The records below must be transcribed exactly. Do not include the pictures.

[Items listed in a dataset]
◇ ◇ ◇ ◇ ◇

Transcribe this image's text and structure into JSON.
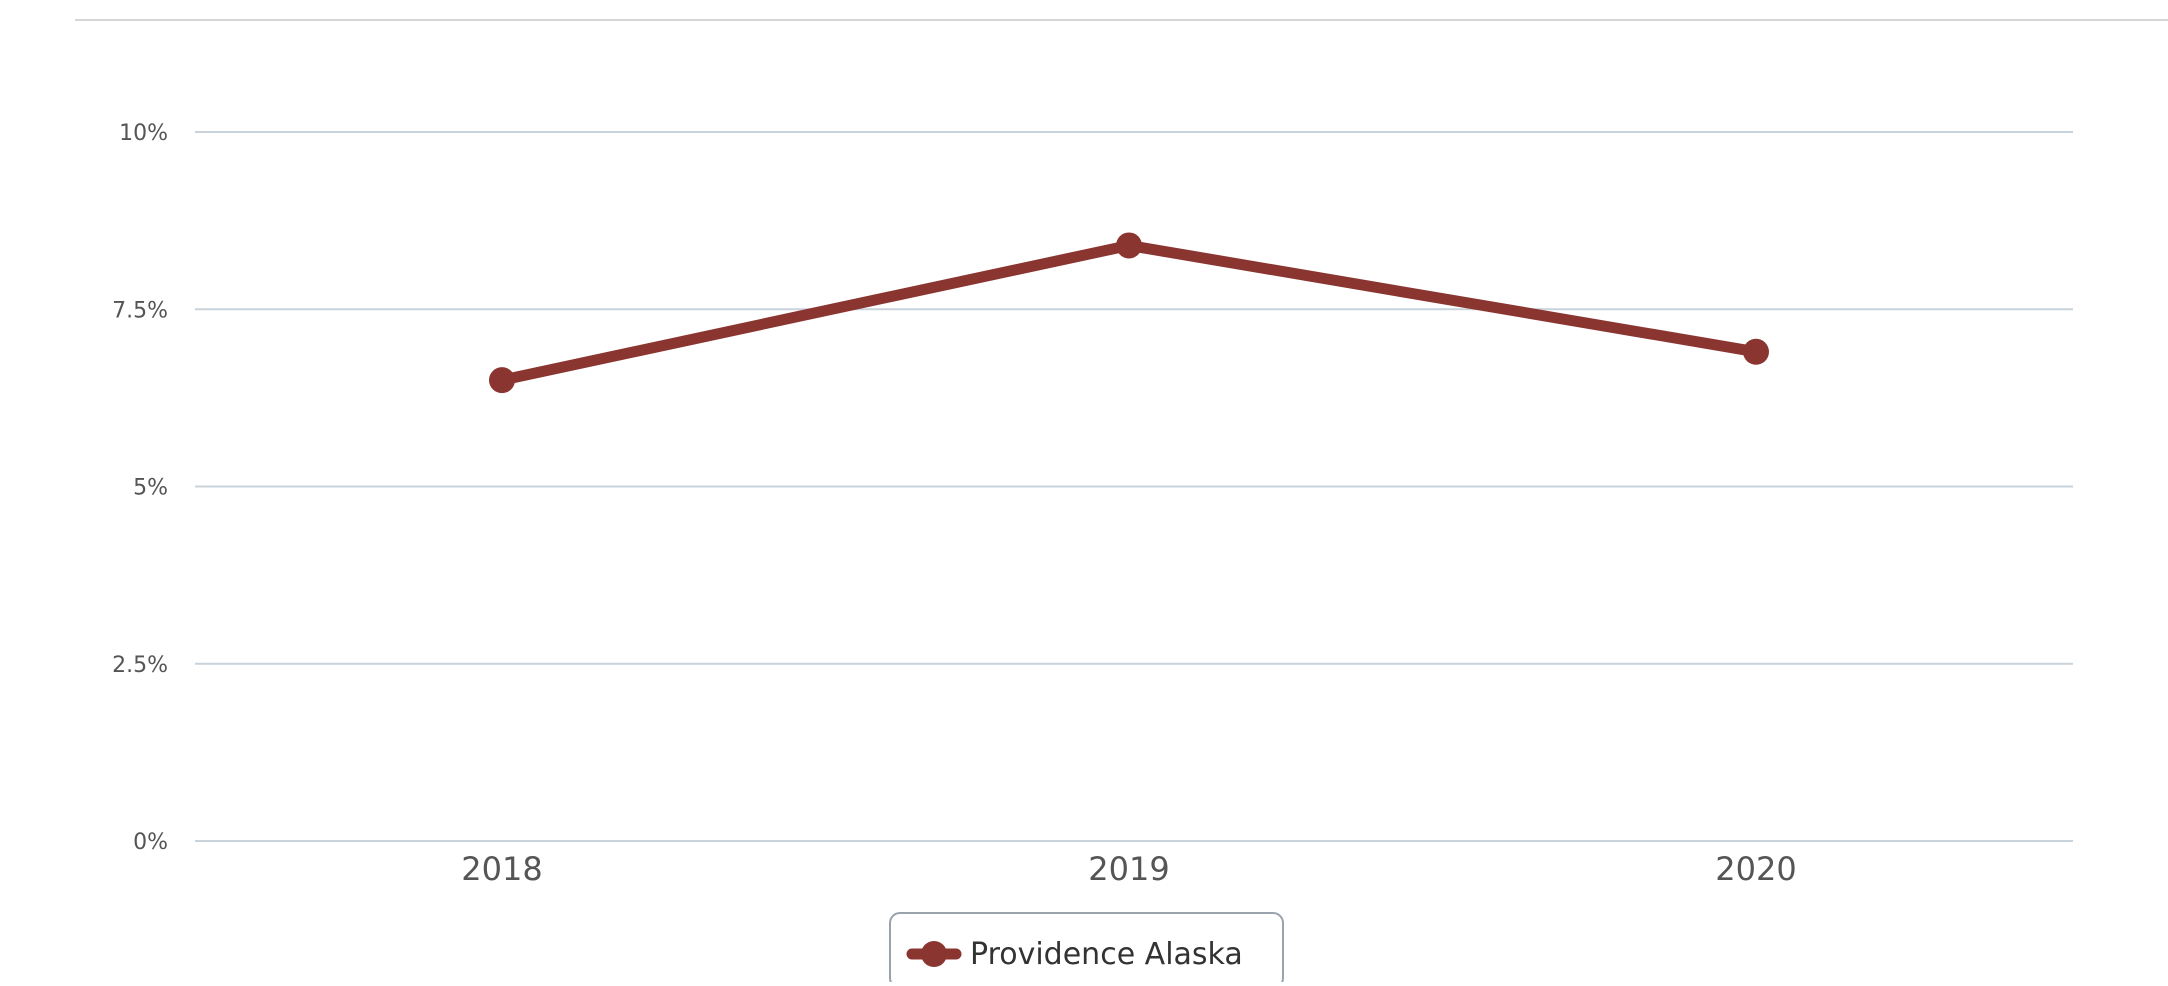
{
  "chart_data": {
    "type": "line",
    "title": "",
    "xlabel": "",
    "ylabel": "",
    "categories": [
      "2018",
      "2019",
      "2020"
    ],
    "series": [
      {
        "name": "Providence Alaska",
        "values": [
          6.5,
          8.4,
          6.9
        ],
        "color": "#8b3531"
      }
    ],
    "ylim": [
      0,
      10
    ],
    "yticks": [
      0,
      2.5,
      5,
      7.5,
      10
    ],
    "ytick_labels": [
      "0%",
      "2.5%",
      "5%",
      "7.5%",
      "10%"
    ],
    "grid": true,
    "legend_position": "bottom-center"
  },
  "colors": {
    "grid": "#c9d3dc",
    "axis_text": "#555555",
    "legend_border": "#9aa3ab",
    "top_rule": "#d6d6d6"
  }
}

◇ ◇ ◇ ◇ ◇

Response below
Transcribe this image's text and structure into JSON.
{
  "chart_data": {
    "type": "line",
    "title": "",
    "xlabel": "",
    "ylabel": "",
    "categories": [
      "2018",
      "2019",
      "2020"
    ],
    "series": [
      {
        "name": "Providence Alaska",
        "values": [
          6.5,
          8.4,
          6.9
        ],
        "color": "#8b3531"
      }
    ],
    "ylim": [
      0,
      10
    ],
    "yticks": [
      0,
      2.5,
      5,
      7.5,
      10
    ],
    "ytick_labels": [
      "0%",
      "2.5%",
      "5%",
      "7.5%",
      "10%"
    ],
    "grid": true,
    "legend_position": "bottom-center"
  },
  "colors": {
    "grid": "#c9d3dc",
    "axis_text": "#555555",
    "legend_border": "#9aa3ab",
    "top_rule": "#d6d6d6"
  }
}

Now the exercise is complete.